• _Set task_:
Pick out each line of the records in which the word "environment" appears.

• _Recorded data_:
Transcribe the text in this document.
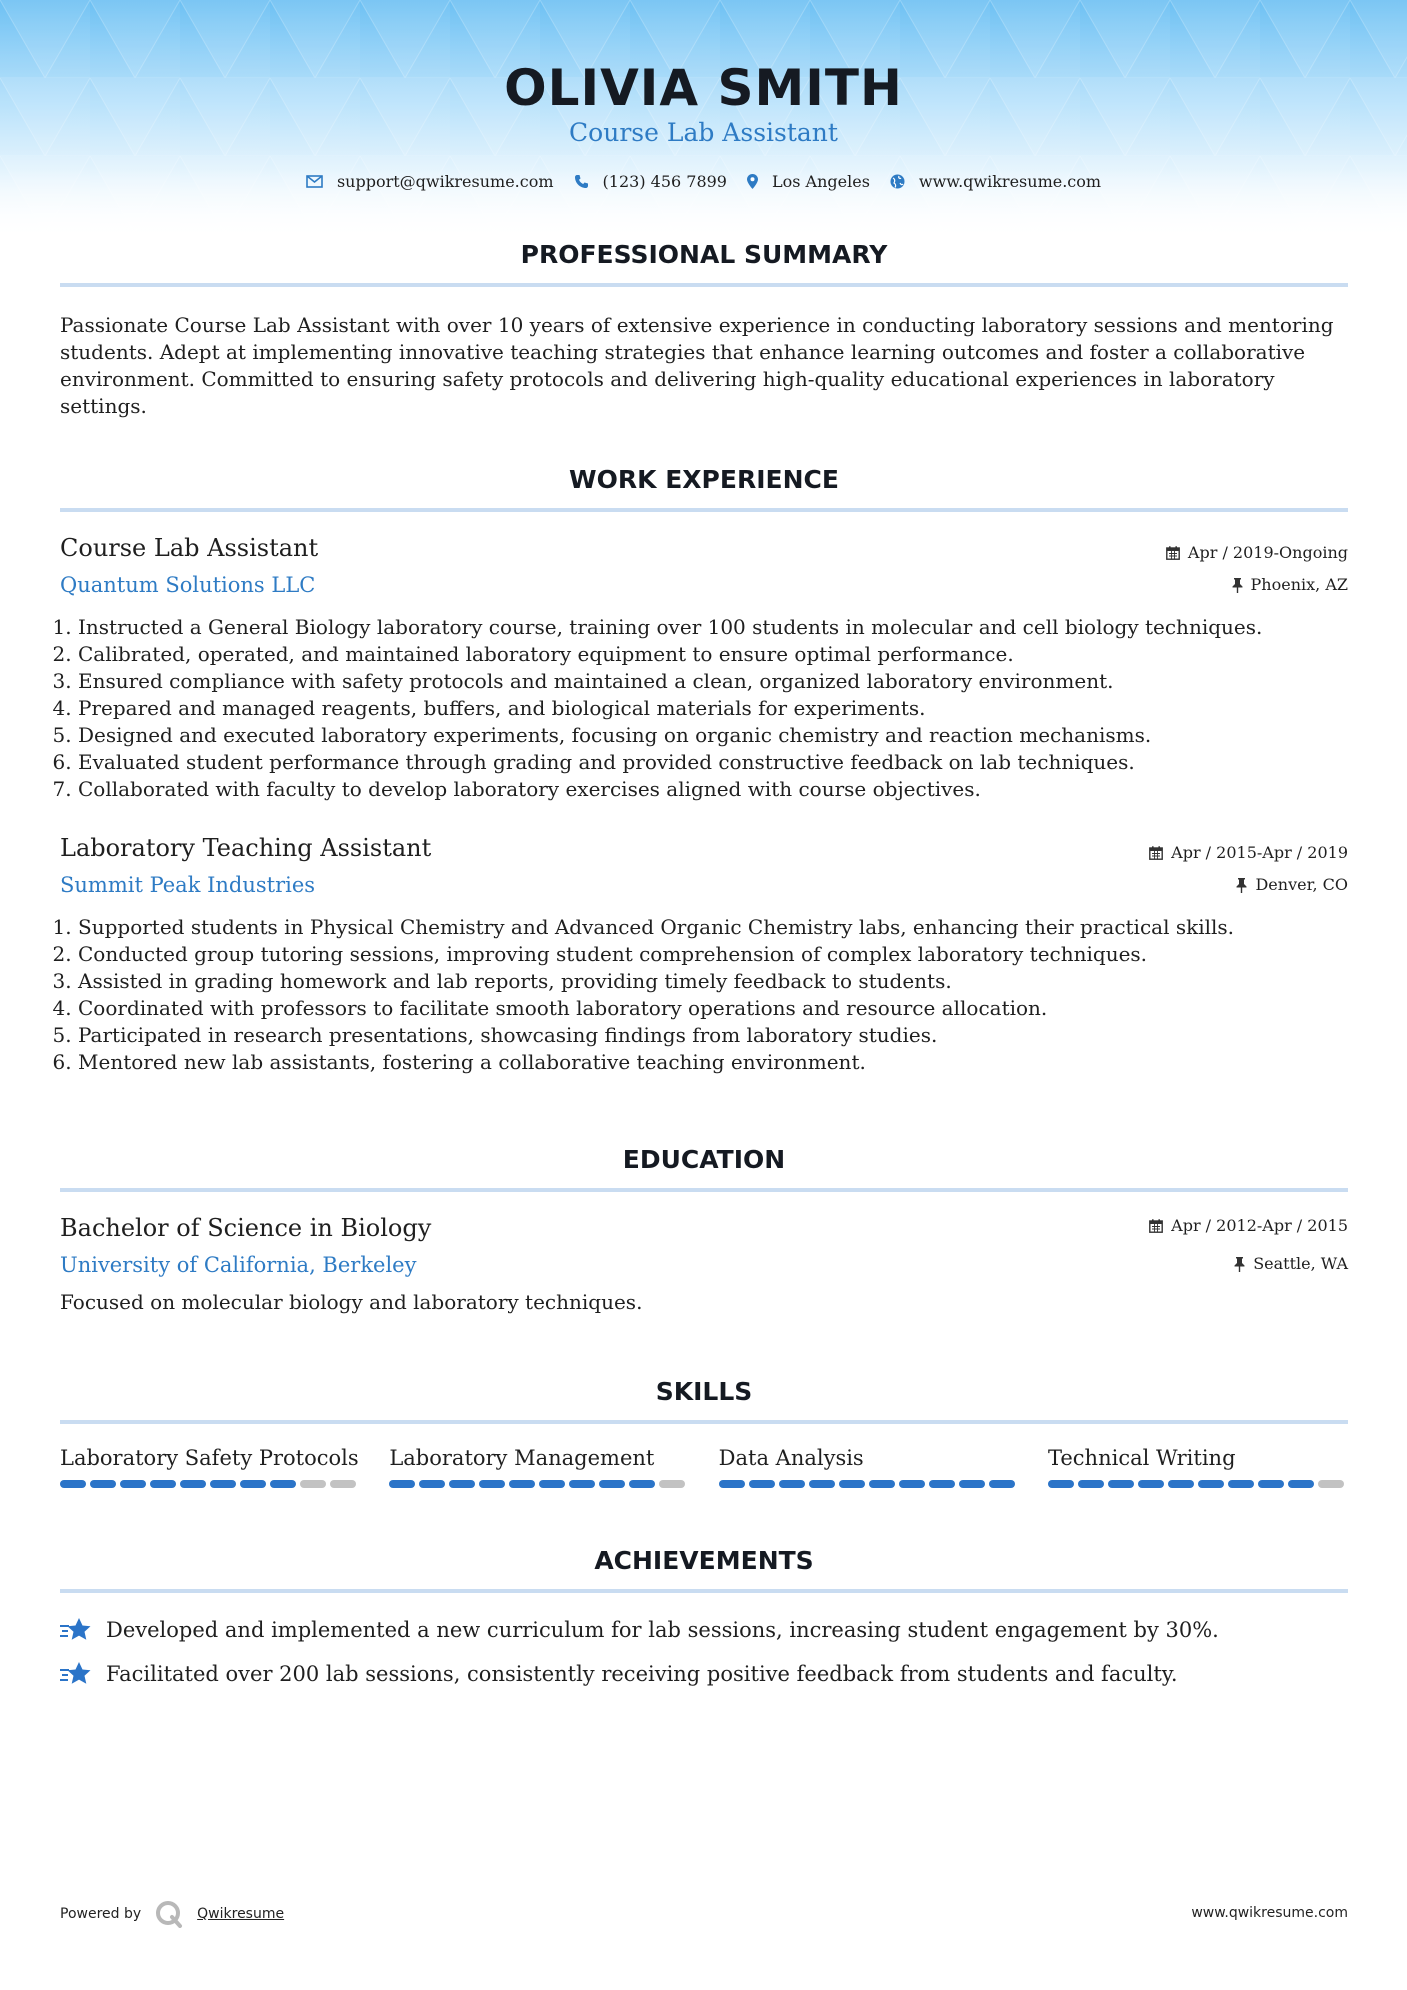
OLIVIA SMITH
Course Lab Assistant
support@qwikresume.com	(123) 456 7899	Los Angeles	www.qwikresume.com
PROFESSIONAL SUMMARY
Passionate Course Lab Assistant with over 10 years of extensive experience in conducting laboratory sessions and mentoring students. Adept at implementing innovative teaching strategies that enhance learning outcomes and foster a collaborative environment. Committed to ensuring safety protocols and delivering high-quality educational experiences in laboratory settings.
WORK EXPERIENCE
Course Lab Assistant
Quantum Solutions LLC
Apr / 2019-Ongoing
Phoenix, AZ
1. Instructed a General Biology laboratory course, training over 100 students in molecular and cell biology techniques.
2. Calibrated, operated, and maintained laboratory equipment to ensure optimal performance.
3. Ensured compliance with safety protocols and maintained a clean, organized laboratory environment.
4. Prepared and managed reagents, buffers, and biological materials for experiments.
5. Designed and executed laboratory experiments, focusing on organic chemistry and reaction mechanisms.
6. Evaluated student performance through grading and provided constructive feedback on lab techniques.
7. Collaborated with faculty to develop laboratory exercises aligned with course objectives.
Laboratory Teaching Assistant
Summit Peak Industries
Apr / 2015-Apr / 2019
Denver, CO
1. Supported students in Physical Chemistry and Advanced Organic Chemistry labs, enhancing their practical skills.
2. Conducted group tutoring sessions, improving student comprehension of complex laboratory techniques.
3. Assisted in grading homework and lab reports, providing timely feedback to students.
4. Coordinated with professors to facilitate smooth laboratory operations and resource allocation.
5. Participated in research presentations, showcasing findings from laboratory studies.
6. Mentored new lab assistants, fostering a collaborative teaching environment.
EDUCATION
Bachelor of Science in Biology
University of California, Berkeley
Apr / 2012-Apr / 2015
Seattle, WA
Focused on molecular biology and laboratory techniques.
SKILLS
Laboratory Safety Protocols Laboratory Management	Data Analysis	Technical Writing
ACHIEVEMENTS
Developed and implemented a new curriculum for lab sessions, increasing student engagement by 30%.
Facilitated over 200 lab sessions, consistently receiving positive feedback from students and faculty.
Powered by	Qwikresume	www.qwikresume.com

• _Output for this task_:
Passionate Course Lab Assistant with over 10 years of extensive experience in conducting laboratory sessions and mentoring students. Adept at implementing innovative teaching strategies that enhance learning outcomes and foster a collaborative environment. Committed to ensuring safety protocols and delivering high-quality educational experiences in laboratory settings.
3. Ensured compliance with safety protocols and maintained a clean, organized laboratory environment.
6. Mentored new lab assistants, fostering a collaborative teaching environment.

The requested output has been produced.